Collected data
▼

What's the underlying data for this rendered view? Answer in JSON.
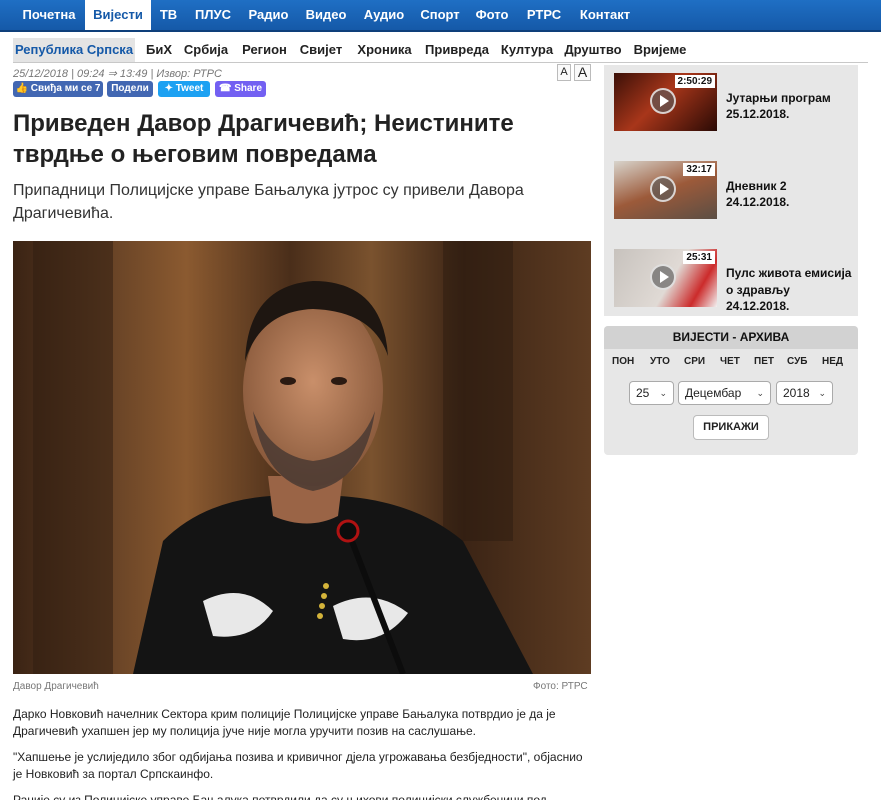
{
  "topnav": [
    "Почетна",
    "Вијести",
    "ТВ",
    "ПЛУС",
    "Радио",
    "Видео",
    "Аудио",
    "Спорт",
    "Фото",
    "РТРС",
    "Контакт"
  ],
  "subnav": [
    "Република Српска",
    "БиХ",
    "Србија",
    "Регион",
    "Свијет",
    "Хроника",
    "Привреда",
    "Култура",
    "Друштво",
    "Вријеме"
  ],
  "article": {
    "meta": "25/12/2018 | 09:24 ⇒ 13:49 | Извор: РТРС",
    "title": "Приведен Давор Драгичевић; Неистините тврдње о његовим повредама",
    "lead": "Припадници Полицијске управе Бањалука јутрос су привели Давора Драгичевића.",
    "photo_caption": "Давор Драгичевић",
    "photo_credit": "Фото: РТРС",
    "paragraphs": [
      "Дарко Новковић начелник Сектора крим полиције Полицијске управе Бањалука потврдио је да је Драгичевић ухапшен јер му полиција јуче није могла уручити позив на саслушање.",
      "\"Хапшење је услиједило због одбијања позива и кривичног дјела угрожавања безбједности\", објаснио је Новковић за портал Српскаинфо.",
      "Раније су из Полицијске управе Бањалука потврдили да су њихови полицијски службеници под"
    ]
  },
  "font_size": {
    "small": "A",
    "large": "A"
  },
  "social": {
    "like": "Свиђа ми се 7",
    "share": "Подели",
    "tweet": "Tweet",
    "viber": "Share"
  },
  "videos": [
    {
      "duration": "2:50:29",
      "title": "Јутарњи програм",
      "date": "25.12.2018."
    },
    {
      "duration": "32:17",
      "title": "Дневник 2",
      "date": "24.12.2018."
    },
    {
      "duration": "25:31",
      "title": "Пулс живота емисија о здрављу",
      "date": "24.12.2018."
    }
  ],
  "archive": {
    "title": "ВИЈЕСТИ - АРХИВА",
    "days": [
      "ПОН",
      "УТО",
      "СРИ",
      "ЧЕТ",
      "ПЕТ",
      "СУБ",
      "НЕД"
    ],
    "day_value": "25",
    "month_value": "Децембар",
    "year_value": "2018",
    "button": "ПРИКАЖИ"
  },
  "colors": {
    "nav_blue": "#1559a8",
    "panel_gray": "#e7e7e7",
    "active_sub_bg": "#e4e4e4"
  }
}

▲

* **REQUIRED WORK**: Find every line in the records above that contains the word "Полицијске", and copy each one.

* **CORRECT OUTPUT**:
    "lead": "Припадници Полицијске управе Бањалука јутрос су привели Давора Драгичевића.",
      "Дарко Новковић начелник Сектора крим полиције Полицијске управе Бањалука потврдио је да је Драгичевић ухапшен јер му полиција јуче није могла уручити позив на саслушање.",
      "Раније су из Полицијске управе Бањалука потврдили да су њихови полицијски службеници под"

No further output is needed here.